▶ [WHAT THIS TASK INVOLVES]
Type out all the records word for word. Any pictures are to be left out.

▶ [RECORD EXTRACTS]
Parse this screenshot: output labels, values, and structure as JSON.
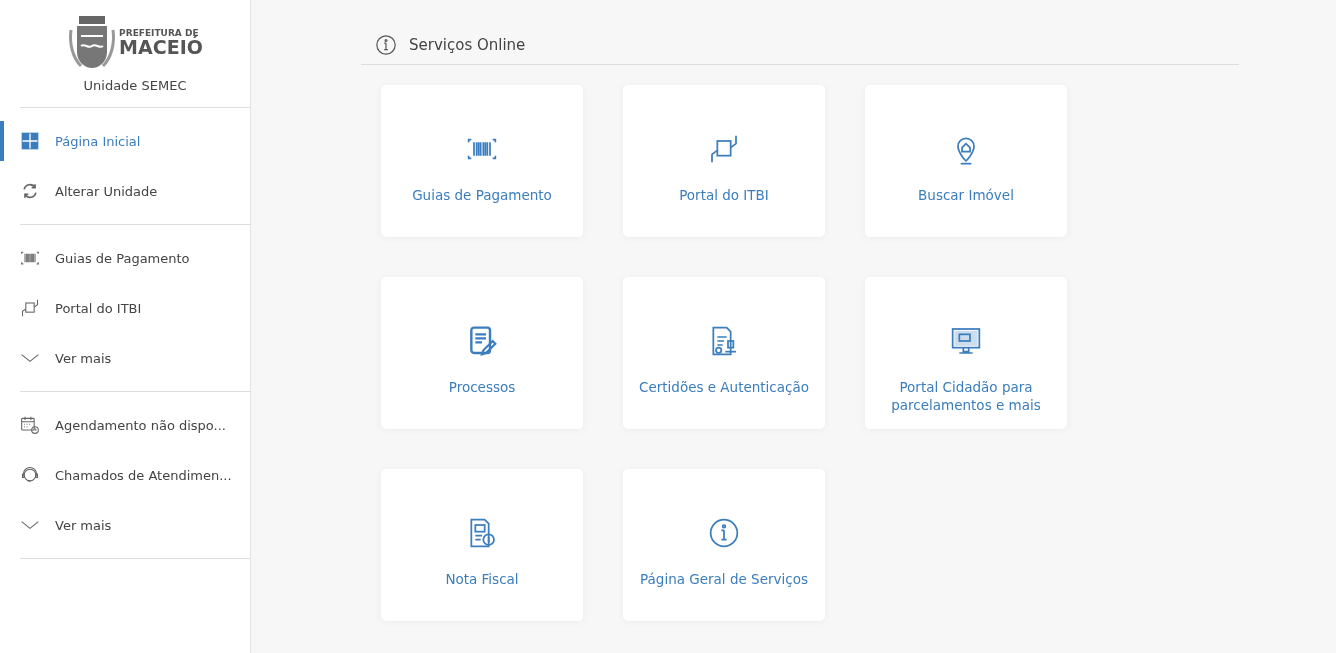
{
  "logo": {
    "line_1": "PREFEITURA DE",
    "line_2": "MACEIÓ"
  },
  "unit": "Unidade SEMEC",
  "sidebar": {
    "groups": [
      [
        {
          "kind": "grid",
          "label": "Página Inicial",
          "selected": true
        },
        {
          "kind": "refresh",
          "label": "Alterar Unidade",
          "selected": false
        }
      ],
      [
        {
          "kind": "barcode",
          "label": "Guias de Pagamento",
          "selected": false
        },
        {
          "kind": "handover",
          "label": "Portal do ITBI",
          "selected": false
        },
        {
          "kind": "chevron",
          "label": "Ver mais",
          "selected": false
        }
      ],
      [
        {
          "kind": "calendar",
          "label": "Agendamento não dispo...",
          "selected": false
        },
        {
          "kind": "headset",
          "label": "Chamados de Atendimen...",
          "selected": false
        },
        {
          "kind": "chevron",
          "label": "Ver mais",
          "selected": false
        }
      ]
    ]
  },
  "section": {
    "title": "Serviços Online"
  },
  "cards": [
    {
      "kind": "barcode",
      "label": "Guias de Pagamento"
    },
    {
      "kind": "handover",
      "label": "Portal do ITBI"
    },
    {
      "kind": "pin",
      "label": "Buscar Imóvel"
    },
    {
      "kind": "document",
      "label": "Processos"
    },
    {
      "kind": "certificate",
      "label": "Certidões e Autenticação"
    },
    {
      "kind": "monitor",
      "label": "Portal Cidadão para parcelamentos e mais"
    },
    {
      "kind": "invoice",
      "label": "Nota Fiscal"
    },
    {
      "kind": "info",
      "label": "Página Geral de Serviços"
    }
  ]
}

▶ [SOLUTION TO THE PROBLEM]
Parse this screenshot: output labels, values, and structure as JSON.
{
  "logo": {
    "line_1": "PREFEITURA DE",
    "line_2": "MACEIÓ"
  },
  "unit": "Unidade SEMEC",
  "sidebar": {
    "groups": [
      [
        {
          "kind": "grid",
          "label": "Página Inicial",
          "selected": true
        },
        {
          "kind": "refresh",
          "label": "Alterar Unidade",
          "selected": false
        }
      ],
      [
        {
          "kind": "barcode",
          "label": "Guias de Pagamento",
          "selected": false
        },
        {
          "kind": "handover",
          "label": "Portal do ITBI",
          "selected": false
        },
        {
          "kind": "chevron",
          "label": "Ver mais",
          "selected": false
        }
      ],
      [
        {
          "kind": "calendar",
          "label": "Agendamento não dispo...",
          "selected": false
        },
        {
          "kind": "headset",
          "label": "Chamados de Atendimen...",
          "selected": false
        },
        {
          "kind": "chevron",
          "label": "Ver mais",
          "selected": false
        }
      ]
    ]
  },
  "section": {
    "title": "Serviços Online"
  },
  "cards": [
    {
      "kind": "barcode",
      "label": "Guias de Pagamento"
    },
    {
      "kind": "handover",
      "label": "Portal do ITBI"
    },
    {
      "kind": "pin",
      "label": "Buscar Imóvel"
    },
    {
      "kind": "document",
      "label": "Processos"
    },
    {
      "kind": "certificate",
      "label": "Certidões e Autenticação"
    },
    {
      "kind": "monitor",
      "label": "Portal Cidadão para parcelamentos e mais"
    },
    {
      "kind": "invoice",
      "label": "Nota Fiscal"
    },
    {
      "kind": "info",
      "label": "Página Geral de Serviços"
    }
  ]
}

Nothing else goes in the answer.